[Data entries]
>> Begin

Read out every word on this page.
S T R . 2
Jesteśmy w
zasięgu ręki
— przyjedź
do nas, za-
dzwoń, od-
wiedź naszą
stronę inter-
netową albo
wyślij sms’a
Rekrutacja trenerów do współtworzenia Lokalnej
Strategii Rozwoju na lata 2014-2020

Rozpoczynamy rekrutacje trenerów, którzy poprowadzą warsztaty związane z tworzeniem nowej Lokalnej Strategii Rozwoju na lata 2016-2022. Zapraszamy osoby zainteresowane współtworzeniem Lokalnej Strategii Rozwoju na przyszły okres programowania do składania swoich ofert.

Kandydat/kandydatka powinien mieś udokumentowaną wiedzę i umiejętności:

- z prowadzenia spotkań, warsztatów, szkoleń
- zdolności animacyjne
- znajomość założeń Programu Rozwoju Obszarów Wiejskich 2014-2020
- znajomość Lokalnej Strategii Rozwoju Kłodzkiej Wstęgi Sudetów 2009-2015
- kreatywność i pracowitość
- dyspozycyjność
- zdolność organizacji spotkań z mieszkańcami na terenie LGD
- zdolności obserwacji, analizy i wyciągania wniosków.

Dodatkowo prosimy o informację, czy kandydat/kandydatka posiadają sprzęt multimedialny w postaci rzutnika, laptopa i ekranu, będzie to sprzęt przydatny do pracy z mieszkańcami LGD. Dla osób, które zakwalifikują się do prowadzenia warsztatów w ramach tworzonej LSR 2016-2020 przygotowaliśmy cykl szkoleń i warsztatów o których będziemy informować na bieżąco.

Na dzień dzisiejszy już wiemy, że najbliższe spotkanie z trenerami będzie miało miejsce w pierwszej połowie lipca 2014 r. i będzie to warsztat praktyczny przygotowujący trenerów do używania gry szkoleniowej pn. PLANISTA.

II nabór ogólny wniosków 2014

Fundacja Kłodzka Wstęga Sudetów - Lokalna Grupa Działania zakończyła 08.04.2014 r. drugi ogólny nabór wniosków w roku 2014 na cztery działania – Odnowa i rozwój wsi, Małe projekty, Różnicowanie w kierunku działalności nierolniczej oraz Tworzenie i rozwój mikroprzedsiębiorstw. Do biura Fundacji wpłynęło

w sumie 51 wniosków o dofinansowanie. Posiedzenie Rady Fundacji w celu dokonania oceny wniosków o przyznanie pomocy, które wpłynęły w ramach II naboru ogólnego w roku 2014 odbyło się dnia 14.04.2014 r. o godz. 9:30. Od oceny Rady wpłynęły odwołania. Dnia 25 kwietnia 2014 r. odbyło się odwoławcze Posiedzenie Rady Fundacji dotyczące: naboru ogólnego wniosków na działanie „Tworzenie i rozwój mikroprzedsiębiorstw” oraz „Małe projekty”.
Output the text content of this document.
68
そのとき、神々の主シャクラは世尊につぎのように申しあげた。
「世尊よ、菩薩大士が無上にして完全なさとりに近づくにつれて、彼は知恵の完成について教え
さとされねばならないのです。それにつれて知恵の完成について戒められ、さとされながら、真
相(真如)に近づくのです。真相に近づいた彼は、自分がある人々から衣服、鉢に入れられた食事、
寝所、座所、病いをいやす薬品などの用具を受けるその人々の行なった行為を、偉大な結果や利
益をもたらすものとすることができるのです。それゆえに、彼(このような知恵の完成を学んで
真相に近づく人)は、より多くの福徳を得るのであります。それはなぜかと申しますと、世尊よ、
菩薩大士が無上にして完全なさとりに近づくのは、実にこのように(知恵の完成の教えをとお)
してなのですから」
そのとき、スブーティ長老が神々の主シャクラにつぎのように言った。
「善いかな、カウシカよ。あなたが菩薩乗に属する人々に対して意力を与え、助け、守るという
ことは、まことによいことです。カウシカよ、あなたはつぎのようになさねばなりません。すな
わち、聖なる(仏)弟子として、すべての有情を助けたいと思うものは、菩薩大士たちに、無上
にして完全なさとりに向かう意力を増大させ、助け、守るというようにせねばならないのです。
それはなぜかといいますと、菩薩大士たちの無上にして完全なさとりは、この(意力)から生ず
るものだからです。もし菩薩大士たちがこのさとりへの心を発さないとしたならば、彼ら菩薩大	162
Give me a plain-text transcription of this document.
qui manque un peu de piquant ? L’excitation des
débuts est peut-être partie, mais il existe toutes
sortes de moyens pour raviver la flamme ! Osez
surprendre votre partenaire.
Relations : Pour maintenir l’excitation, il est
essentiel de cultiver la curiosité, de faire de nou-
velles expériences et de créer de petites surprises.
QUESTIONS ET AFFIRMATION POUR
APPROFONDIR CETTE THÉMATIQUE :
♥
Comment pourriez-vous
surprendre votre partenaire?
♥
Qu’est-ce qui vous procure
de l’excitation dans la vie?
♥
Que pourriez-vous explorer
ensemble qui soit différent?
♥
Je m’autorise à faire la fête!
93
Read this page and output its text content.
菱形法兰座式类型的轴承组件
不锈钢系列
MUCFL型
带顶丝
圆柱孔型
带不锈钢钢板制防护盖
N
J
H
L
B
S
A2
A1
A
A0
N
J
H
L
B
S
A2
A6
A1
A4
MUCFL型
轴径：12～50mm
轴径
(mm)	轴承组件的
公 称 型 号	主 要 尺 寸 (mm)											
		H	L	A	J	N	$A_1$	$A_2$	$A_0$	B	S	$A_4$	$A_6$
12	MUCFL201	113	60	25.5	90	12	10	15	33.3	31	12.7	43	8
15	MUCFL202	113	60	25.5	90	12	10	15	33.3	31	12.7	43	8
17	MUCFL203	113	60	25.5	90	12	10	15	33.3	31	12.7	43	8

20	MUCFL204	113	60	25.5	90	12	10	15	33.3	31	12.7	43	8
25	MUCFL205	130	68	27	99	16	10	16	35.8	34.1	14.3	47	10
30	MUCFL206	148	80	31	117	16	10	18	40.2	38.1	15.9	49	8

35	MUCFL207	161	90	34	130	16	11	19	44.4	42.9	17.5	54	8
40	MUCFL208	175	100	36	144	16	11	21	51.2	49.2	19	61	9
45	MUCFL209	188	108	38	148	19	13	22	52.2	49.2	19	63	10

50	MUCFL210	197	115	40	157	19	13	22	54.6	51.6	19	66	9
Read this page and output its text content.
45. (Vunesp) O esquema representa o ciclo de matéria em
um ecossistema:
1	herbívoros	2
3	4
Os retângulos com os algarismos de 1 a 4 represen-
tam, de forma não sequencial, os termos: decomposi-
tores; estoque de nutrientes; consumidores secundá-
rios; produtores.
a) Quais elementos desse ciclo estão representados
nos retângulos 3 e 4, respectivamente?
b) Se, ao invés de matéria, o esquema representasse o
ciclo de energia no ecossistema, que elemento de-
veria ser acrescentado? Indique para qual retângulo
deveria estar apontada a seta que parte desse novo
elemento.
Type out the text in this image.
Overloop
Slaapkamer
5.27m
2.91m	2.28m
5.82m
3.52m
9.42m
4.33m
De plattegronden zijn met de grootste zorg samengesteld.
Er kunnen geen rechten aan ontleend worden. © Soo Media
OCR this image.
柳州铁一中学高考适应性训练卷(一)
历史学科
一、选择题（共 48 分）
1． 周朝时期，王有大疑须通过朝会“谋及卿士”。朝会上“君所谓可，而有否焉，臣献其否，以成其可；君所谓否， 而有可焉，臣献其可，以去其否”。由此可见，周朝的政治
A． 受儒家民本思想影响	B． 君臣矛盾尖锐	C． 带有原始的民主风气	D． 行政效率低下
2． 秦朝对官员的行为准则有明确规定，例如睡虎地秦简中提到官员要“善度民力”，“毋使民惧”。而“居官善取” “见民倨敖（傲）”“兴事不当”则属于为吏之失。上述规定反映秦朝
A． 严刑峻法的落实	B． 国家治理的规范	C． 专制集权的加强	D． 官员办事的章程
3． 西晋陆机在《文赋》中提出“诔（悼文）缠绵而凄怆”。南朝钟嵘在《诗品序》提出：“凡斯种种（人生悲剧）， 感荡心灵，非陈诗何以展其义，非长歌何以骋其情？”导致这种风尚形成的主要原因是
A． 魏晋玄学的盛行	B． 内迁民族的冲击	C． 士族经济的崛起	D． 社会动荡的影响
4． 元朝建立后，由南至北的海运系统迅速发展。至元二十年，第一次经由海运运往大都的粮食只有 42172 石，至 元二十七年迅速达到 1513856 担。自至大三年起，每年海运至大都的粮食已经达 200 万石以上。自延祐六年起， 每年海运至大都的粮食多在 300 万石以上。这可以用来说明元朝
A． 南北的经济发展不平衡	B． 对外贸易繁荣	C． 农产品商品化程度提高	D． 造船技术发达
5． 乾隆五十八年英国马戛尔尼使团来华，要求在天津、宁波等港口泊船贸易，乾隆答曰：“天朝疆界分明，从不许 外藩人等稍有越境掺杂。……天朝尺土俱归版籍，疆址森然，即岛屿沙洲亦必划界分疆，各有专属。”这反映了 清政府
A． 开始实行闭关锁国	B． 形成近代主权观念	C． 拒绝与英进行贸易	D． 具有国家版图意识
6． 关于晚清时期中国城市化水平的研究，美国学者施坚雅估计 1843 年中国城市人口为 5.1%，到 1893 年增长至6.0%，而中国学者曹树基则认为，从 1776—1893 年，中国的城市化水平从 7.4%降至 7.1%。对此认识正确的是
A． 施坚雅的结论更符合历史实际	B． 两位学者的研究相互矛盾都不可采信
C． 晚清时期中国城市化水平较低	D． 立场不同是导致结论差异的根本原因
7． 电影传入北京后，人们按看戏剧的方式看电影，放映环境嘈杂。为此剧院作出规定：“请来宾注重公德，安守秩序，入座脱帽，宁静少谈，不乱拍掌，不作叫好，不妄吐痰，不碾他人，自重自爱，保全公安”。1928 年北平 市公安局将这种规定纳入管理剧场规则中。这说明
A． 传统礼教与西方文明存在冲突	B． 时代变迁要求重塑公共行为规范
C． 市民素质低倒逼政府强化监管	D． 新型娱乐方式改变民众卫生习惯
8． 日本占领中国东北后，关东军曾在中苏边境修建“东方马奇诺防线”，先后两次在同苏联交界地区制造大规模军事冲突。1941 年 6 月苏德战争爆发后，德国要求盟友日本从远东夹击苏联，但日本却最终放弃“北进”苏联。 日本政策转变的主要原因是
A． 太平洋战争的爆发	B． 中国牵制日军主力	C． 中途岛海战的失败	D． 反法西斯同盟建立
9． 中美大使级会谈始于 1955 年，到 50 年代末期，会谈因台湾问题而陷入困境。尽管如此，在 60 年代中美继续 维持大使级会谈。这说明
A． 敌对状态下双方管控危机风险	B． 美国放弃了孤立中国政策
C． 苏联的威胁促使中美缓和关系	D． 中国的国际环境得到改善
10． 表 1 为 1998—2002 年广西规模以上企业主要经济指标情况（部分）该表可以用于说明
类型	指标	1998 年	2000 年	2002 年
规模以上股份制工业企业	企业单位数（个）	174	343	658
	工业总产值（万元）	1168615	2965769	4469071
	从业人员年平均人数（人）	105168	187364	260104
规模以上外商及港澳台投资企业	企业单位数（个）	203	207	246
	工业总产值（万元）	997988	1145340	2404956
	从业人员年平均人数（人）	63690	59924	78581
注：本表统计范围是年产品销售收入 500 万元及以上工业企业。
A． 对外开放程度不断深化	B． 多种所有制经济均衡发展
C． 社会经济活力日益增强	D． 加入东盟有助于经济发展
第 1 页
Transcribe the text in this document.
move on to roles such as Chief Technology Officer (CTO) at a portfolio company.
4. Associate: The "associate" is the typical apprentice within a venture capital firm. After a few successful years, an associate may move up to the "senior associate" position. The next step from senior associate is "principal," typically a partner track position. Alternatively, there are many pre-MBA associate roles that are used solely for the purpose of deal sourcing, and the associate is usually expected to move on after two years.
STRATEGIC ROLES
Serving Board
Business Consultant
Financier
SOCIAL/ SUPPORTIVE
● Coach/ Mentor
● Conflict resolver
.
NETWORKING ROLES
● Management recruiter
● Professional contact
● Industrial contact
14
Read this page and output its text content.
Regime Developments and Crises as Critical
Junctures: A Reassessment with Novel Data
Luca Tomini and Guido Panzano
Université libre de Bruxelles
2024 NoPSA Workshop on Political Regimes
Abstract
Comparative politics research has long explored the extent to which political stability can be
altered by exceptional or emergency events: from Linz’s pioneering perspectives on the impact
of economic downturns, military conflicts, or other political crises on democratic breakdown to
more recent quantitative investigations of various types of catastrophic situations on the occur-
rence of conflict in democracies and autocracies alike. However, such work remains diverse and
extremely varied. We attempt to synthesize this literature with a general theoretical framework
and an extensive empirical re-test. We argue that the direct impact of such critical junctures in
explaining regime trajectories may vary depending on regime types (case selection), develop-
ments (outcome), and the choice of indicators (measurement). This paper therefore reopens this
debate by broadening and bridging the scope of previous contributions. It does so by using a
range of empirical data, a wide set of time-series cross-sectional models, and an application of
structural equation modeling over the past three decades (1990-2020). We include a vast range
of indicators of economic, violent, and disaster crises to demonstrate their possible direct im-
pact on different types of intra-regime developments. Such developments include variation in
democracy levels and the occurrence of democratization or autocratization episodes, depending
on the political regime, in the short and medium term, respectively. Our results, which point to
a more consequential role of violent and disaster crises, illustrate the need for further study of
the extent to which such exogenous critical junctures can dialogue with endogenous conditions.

>> End

*What is asked:* Pull out each line containing the word "nabór" and copy it.

*Full output:*
II nabór ogólny wniosków 2014
Fundacja Kłodzka Wstęga Sudetów - Lokalna Grupa Działania zakończyła 08.04.2014 r. drugi ogólny nabór wniosków w roku 2014 na cztery działania – Odnowa i rozwój wsi, Małe projekty, Różnicowanie w kierunku działalności nierolniczej oraz Tworzenie i rozwój mikroprzedsiębiorstw. Do biura Fundacji wpłynęło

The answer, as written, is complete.